Job
Gather the lines that hold the string "this".
** START OF Excerpted records **
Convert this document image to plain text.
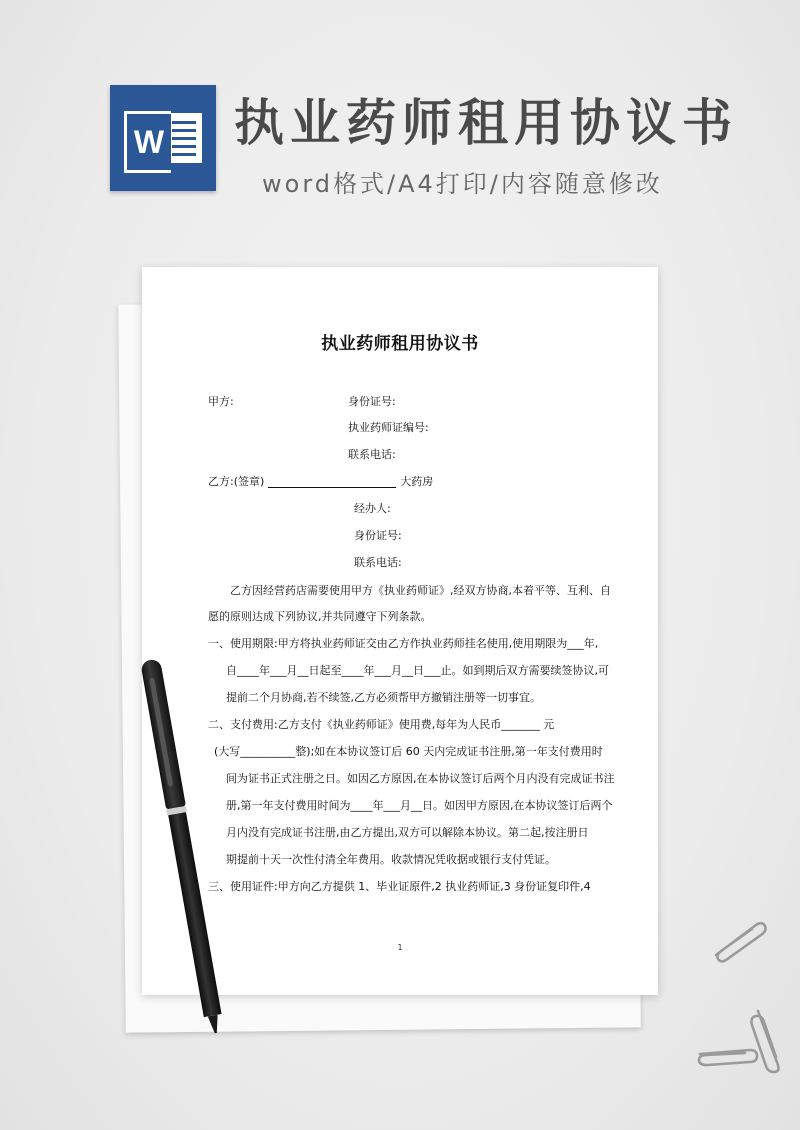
W 执业药师租用协议书
word格式/A4打印/内容随意修改
执业药师租用协议书
甲方:	身份证号:
执业药师证编号:
联系电话:
乙方:(签章)	大药房
经办人:
身份证号:
联系电话:
乙方因经营药店需要使用甲方《执业药师证》,经双方协商,本着平等、互利、自
愿的原则达成下列协议,并共同遵守下列条款。
一、使用期限:甲方将执业药师证交由乙方作执业药师挂名使用,使用期限为___年,
自____年___月__日起至____年___月__日___止。如到期后双方需要续签协议,可
提前二个月协商,若不续签,乙方必须帮甲方撤销注册等一切事宜。
二、支付费用:乙方支付《执业药师证》使用费,每年为人民币_______ 元
(大写__________整);如在本协议签订后 60 天内完成证书注册,第一年支付费用时
间为证书正式注册之日。如因乙方原因,在本协议签订后两个月内没有完成证书注
册,第一年支付费用时间为____年___月__日。如因甲方原因,在本协议签订后两个
月内没有完成证书注册,由乙方提出,双方可以解除本协议。第二起,按注册日
期提前十天一次性付清全年费用。收款情况凭收据或银行支付凭证。
三、使用证件:甲方向乙方提供 1、毕业证原件,2 执业药师证,3 身份证复印件,4
1
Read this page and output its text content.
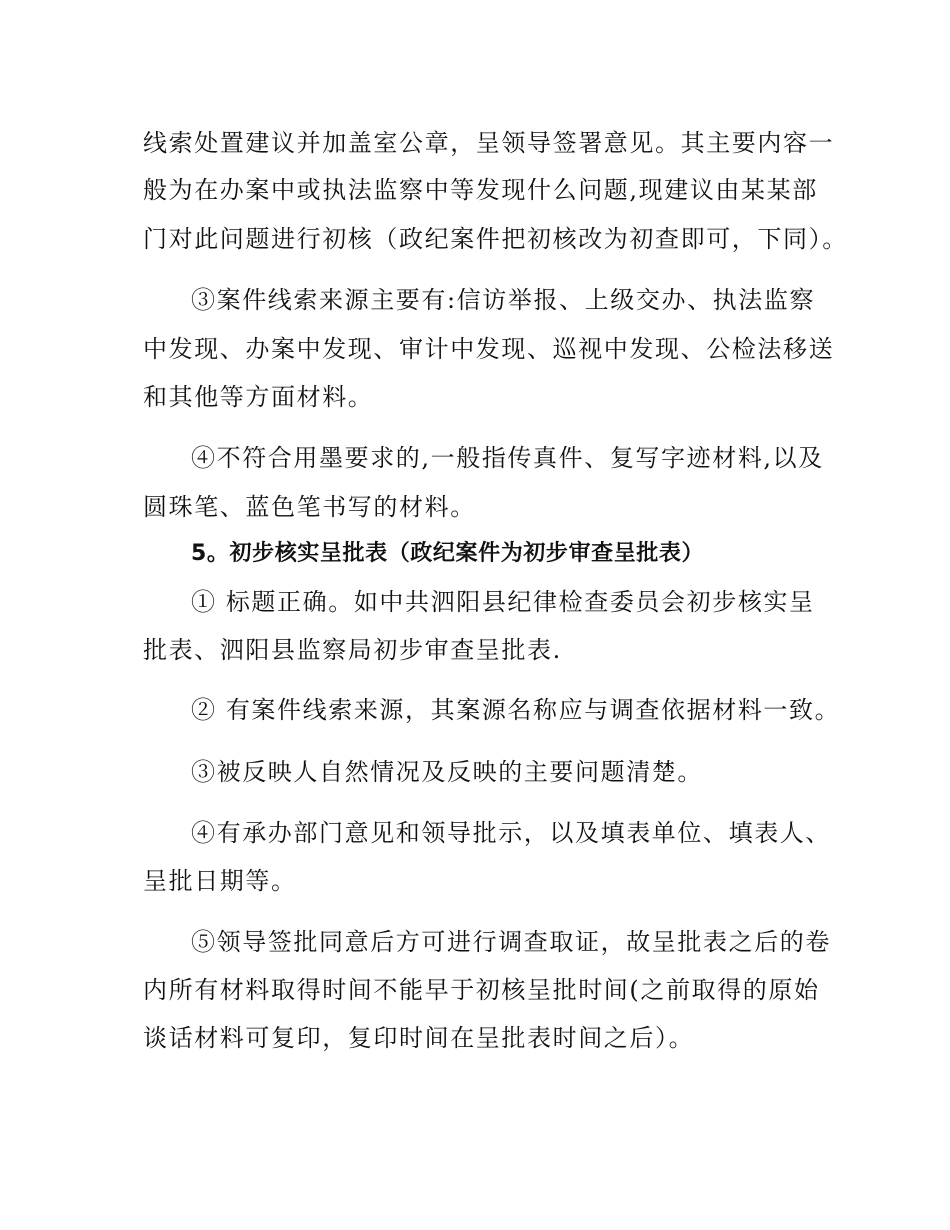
线索处置建议并加盖室公章，呈领导签署意见。其主要内容一

般为在办案中或执法监察中等发现什么问题,现建议由某某部

门对此问题进行初核（政纪案件把初核改为初查即可，下同）。

③案件线索来源主要有:信访举报、上级交办、执法监察

中发现、办案中发现、审计中发现、巡视中发现、公检法移送

和其他等方面材料。

④不符合用墨要求的,一般指传真件、复写字迹材料,以及

圆珠笔、蓝色笔书写的材料。

5。初步核实呈批表（政纪案件为初步审查呈批表）

① 标题正确。如中共泗阳县纪律检查委员会初步核实呈

批表、泗阳县监察局初步审查呈批表.

② 有案件线索来源，其案源名称应与调查依据材料一致。

③被反映人自然情况及反映的主要问题清楚。

④有承办部门意见和领导批示，以及填表单位、填表人、

呈批日期等。

⑤领导签批同意后方可进行调查取证，故呈批表之后的卷

内所有材料取得时间不能早于初核呈批时间(之前取得的原始

谈话材料可复印，复印时间在呈批表时间之后）。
** END OF Excerpted records **
Exercise response
Convert this document image to plain text.
Read this page and output its text content.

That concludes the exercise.